■ Problem description
Which lines hold the word "Transcribe"? Copy each of them.

■ Figure content listings
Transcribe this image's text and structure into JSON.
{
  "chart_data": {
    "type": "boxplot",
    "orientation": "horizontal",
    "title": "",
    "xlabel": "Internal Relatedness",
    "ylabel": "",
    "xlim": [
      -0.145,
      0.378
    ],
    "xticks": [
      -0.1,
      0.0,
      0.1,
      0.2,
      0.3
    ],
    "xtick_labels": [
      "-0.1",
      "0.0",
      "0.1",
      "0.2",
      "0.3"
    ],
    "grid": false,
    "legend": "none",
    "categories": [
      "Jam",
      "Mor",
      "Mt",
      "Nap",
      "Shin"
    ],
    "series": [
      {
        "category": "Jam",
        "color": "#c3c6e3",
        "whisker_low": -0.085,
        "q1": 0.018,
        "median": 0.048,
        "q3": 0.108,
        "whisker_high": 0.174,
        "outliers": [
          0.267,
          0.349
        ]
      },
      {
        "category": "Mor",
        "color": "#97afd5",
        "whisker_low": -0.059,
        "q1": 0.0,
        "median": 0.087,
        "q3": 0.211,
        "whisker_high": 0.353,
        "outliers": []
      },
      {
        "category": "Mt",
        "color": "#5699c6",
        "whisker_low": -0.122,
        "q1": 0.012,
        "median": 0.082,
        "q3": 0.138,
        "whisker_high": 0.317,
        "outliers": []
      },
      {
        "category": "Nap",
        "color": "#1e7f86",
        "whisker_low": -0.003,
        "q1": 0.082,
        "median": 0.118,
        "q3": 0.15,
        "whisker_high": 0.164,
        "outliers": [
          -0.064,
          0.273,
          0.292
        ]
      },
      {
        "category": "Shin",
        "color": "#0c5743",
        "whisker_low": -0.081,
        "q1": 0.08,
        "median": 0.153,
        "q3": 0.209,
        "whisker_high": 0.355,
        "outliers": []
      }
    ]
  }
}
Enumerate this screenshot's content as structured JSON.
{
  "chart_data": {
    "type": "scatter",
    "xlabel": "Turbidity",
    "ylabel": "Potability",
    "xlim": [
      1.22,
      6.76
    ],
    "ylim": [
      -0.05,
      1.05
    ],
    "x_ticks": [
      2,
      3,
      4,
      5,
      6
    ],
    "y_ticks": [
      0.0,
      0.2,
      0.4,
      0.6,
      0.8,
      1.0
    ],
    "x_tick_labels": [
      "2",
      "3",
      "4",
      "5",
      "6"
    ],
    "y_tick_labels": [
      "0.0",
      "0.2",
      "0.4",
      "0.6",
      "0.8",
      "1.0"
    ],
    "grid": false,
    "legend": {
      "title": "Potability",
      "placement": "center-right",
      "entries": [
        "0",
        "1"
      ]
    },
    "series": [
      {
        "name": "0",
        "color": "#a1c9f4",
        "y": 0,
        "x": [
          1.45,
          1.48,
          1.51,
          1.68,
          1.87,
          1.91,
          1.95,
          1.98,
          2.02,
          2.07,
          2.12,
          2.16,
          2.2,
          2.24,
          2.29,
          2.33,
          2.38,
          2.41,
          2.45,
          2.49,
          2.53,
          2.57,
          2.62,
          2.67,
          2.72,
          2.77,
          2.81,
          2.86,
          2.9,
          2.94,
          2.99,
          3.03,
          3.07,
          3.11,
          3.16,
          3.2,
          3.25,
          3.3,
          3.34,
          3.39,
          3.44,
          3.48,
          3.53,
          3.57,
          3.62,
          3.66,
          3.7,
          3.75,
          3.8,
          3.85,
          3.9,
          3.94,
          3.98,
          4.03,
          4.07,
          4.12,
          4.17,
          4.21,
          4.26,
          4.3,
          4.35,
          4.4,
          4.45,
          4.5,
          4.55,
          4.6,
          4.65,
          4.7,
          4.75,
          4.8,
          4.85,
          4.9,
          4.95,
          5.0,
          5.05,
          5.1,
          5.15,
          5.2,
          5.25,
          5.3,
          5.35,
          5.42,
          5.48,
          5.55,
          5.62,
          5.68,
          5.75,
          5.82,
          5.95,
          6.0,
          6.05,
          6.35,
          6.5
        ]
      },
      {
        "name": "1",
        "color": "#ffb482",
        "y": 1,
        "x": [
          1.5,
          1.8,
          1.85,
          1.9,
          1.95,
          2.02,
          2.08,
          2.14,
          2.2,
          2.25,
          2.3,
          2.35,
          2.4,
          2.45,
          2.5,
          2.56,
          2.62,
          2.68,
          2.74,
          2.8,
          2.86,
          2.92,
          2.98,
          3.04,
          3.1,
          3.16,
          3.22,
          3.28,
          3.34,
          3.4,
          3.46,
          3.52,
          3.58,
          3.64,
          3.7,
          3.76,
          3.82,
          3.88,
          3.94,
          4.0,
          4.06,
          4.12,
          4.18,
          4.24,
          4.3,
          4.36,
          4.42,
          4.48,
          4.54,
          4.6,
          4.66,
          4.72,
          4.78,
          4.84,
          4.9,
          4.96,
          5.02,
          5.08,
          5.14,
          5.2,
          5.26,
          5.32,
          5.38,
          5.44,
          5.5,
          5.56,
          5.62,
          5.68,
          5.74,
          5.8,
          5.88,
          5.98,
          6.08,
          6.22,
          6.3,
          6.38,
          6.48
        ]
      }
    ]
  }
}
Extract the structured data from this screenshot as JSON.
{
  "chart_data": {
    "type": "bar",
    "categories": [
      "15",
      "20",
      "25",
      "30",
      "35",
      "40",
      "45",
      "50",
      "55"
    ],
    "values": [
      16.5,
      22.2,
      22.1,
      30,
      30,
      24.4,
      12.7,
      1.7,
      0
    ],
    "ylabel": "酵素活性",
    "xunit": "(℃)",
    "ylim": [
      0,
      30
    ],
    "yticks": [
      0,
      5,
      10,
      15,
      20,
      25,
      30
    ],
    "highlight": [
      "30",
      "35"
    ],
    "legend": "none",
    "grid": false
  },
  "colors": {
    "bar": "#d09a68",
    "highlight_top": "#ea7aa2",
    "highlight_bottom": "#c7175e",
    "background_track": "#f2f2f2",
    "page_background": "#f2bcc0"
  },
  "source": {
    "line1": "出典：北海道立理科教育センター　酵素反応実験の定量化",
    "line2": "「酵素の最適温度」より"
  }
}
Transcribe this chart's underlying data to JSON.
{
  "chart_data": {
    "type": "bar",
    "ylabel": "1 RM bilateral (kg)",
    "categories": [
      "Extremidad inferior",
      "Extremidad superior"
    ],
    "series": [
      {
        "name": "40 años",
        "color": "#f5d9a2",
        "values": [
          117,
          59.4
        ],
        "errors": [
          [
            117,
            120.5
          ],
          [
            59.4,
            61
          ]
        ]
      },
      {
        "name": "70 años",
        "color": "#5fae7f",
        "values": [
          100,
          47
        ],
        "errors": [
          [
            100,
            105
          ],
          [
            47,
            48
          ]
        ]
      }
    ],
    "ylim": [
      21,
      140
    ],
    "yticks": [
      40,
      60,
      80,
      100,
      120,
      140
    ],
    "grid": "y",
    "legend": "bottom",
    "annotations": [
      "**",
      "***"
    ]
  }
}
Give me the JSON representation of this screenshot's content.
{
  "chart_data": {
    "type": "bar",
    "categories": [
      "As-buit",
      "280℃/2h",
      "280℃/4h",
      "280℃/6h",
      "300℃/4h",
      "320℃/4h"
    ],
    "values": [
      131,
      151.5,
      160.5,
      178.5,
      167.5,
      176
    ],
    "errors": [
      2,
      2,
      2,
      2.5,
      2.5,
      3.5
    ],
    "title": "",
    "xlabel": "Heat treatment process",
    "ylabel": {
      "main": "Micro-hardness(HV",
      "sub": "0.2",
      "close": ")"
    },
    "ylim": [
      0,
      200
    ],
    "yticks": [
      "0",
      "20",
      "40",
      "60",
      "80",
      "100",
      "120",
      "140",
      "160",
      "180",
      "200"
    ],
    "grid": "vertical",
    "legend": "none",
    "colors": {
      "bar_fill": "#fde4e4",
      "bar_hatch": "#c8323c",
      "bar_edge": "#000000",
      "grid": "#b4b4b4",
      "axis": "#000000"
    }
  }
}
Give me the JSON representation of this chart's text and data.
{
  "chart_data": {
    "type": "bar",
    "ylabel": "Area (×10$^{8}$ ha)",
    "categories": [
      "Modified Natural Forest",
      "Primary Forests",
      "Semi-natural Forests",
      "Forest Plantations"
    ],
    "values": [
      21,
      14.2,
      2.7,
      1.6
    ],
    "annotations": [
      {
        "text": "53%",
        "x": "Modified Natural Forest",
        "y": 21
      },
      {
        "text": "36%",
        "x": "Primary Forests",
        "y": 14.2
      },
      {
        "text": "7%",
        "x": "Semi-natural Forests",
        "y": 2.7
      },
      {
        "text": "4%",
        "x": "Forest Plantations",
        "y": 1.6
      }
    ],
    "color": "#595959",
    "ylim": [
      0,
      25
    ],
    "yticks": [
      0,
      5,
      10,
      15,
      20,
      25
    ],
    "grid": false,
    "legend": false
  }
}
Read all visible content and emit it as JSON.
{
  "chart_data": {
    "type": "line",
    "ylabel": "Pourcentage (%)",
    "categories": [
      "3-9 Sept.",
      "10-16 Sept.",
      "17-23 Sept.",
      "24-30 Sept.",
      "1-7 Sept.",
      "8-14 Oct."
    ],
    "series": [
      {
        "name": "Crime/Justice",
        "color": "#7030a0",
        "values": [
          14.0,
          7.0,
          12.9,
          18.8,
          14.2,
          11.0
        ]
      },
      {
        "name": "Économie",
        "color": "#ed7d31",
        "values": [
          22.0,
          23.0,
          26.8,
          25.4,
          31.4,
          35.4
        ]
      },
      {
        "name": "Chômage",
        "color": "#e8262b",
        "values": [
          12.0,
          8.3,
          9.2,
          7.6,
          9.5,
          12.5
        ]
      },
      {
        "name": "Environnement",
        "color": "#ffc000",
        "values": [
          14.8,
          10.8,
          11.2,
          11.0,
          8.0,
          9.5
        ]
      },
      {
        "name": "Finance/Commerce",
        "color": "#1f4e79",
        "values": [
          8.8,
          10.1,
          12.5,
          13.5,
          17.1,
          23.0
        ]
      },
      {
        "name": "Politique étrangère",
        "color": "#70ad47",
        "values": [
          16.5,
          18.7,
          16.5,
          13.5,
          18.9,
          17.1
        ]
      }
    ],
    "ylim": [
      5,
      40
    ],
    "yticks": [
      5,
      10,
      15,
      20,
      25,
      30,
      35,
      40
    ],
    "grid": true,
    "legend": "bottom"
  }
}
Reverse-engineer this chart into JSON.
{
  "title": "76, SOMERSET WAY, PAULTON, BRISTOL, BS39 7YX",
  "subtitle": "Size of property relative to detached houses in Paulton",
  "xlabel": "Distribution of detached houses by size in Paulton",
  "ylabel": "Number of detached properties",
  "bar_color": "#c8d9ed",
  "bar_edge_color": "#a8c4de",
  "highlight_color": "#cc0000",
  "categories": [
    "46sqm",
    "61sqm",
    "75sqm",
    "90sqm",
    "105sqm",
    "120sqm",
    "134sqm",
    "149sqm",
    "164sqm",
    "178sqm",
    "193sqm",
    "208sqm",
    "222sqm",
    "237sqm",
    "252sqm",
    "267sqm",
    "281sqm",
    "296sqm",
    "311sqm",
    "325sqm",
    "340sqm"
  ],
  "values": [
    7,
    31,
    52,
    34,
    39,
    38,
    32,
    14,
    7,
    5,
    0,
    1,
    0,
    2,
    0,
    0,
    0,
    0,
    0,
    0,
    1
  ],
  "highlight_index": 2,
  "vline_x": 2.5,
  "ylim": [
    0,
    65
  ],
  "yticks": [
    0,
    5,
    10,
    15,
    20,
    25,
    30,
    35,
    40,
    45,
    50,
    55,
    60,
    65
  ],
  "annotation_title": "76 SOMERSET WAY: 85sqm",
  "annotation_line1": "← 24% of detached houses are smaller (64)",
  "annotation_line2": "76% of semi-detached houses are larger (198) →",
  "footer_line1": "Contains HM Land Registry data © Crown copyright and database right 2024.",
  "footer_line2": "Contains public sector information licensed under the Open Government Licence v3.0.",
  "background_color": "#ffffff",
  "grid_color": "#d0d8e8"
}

■ Expected answer
Transcribe this image's text and structure into JSON.
Transcribe this chart's underlying data to JSON.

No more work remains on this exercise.